→ SHORT TASK: Leaving out every picture, quote the data below exactly as it appears.

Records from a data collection
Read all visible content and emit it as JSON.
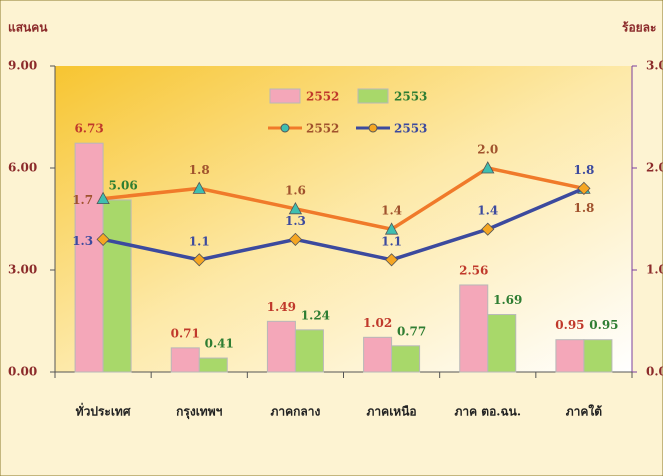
{
  "chart_data": {
    "type": "bar-line",
    "ylabel": "แสนคน",
    "y2label": "ร้อยละ",
    "categories": [
      "ทั่วประเทศ",
      "กรุงเทพฯ",
      "ภาคกลาง",
      "ภาคเหนือ",
      "ภาค ตอ.ฉน.",
      "ภาคใต้"
    ],
    "series": [
      {
        "name": "2552",
        "type": "bar",
        "color": "#f4a7b9",
        "label_color": "#c0392b",
        "values": [
          6.73,
          0.71,
          1.49,
          1.02,
          2.56,
          0.95
        ]
      },
      {
        "name": "2553",
        "type": "bar",
        "color": "#a8d86a",
        "label_color": "#2e7d32",
        "values": [
          5.06,
          0.41,
          1.24,
          0.77,
          1.69,
          0.95
        ]
      },
      {
        "name": "2552",
        "type": "line",
        "axis": "y2",
        "color": "#f07a2a",
        "marker": "triangle",
        "marker_color": "#3fbfb0",
        "label_color": "#a0522d",
        "values": [
          1.7,
          1.8,
          1.6,
          1.4,
          2.0,
          1.8
        ],
        "value_labels": [
          "1.7",
          "1.8",
          "1.6",
          "1.4",
          "2.0",
          "1.8"
        ]
      },
      {
        "name": "2553",
        "type": "line",
        "axis": "y2",
        "color": "#3c4a9e",
        "marker": "diamond",
        "marker_color": "#f5a623",
        "label_color": "#3c4a9e",
        "values": [
          1.3,
          1.1,
          1.3,
          1.1,
          1.4,
          1.8
        ],
        "value_labels": [
          "1.3",
          "1.1",
          "1.3",
          "1.1",
          "1.4",
          "1.8"
        ]
      }
    ],
    "ylim": [
      0,
      9
    ],
    "yticks": [
      {
        "value": 0,
        "label": "0.00"
      },
      {
        "value": 3,
        "label": "3.00"
      },
      {
        "value": 6,
        "label": "6.00"
      },
      {
        "value": 9,
        "label": "9.00"
      }
    ],
    "y2lim": [
      0,
      3
    ],
    "y2ticks": [
      {
        "value": 0,
        "label": "0.0"
      },
      {
        "value": 1,
        "label": "1.0"
      },
      {
        "value": 2,
        "label": "2.0"
      },
      {
        "value": 3,
        "label": "3.0"
      }
    ]
  }
}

→ TASK SOLUTION:
Read all visible content and emit it as JSON.
{
  "chart_data": {
    "type": "bar-line",
    "ylabel": "แสนคน",
    "y2label": "ร้อยละ",
    "categories": [
      "ทั่วประเทศ",
      "กรุงเทพฯ",
      "ภาคกลาง",
      "ภาคเหนือ",
      "ภาค ตอ.ฉน.",
      "ภาคใต้"
    ],
    "series": [
      {
        "name": "2552",
        "type": "bar",
        "color": "#f4a7b9",
        "label_color": "#c0392b",
        "values": [
          6.73,
          0.71,
          1.49,
          1.02,
          2.56,
          0.95
        ]
      },
      {
        "name": "2553",
        "type": "bar",
        "color": "#a8d86a",
        "label_color": "#2e7d32",
        "values": [
          5.06,
          0.41,
          1.24,
          0.77,
          1.69,
          0.95
        ]
      },
      {
        "name": "2552",
        "type": "line",
        "axis": "y2",
        "color": "#f07a2a",
        "marker": "triangle",
        "marker_color": "#3fbfb0",
        "label_color": "#a0522d",
        "values": [
          1.7,
          1.8,
          1.6,
          1.4,
          2.0,
          1.8
        ],
        "value_labels": [
          "1.7",
          "1.8",
          "1.6",
          "1.4",
          "2.0",
          "1.8"
        ]
      },
      {
        "name": "2553",
        "type": "line",
        "axis": "y2",
        "color": "#3c4a9e",
        "marker": "diamond",
        "marker_color": "#f5a623",
        "label_color": "#3c4a9e",
        "values": [
          1.3,
          1.1,
          1.3,
          1.1,
          1.4,
          1.8
        ],
        "value_labels": [
          "1.3",
          "1.1",
          "1.3",
          "1.1",
          "1.4",
          "1.8"
        ]
      }
    ],
    "ylim": [
      0,
      9
    ],
    "yticks": [
      {
        "value": 0,
        "label": "0.00"
      },
      {
        "value": 3,
        "label": "3.00"
      },
      {
        "value": 6,
        "label": "6.00"
      },
      {
        "value": 9,
        "label": "9.00"
      }
    ],
    "y2lim": [
      0,
      3
    ],
    "y2ticks": [
      {
        "value": 0,
        "label": "0.0"
      },
      {
        "value": 1,
        "label": "1.0"
      },
      {
        "value": 2,
        "label": "2.0"
      },
      {
        "value": 3,
        "label": "3.0"
      }
    ]
  }
}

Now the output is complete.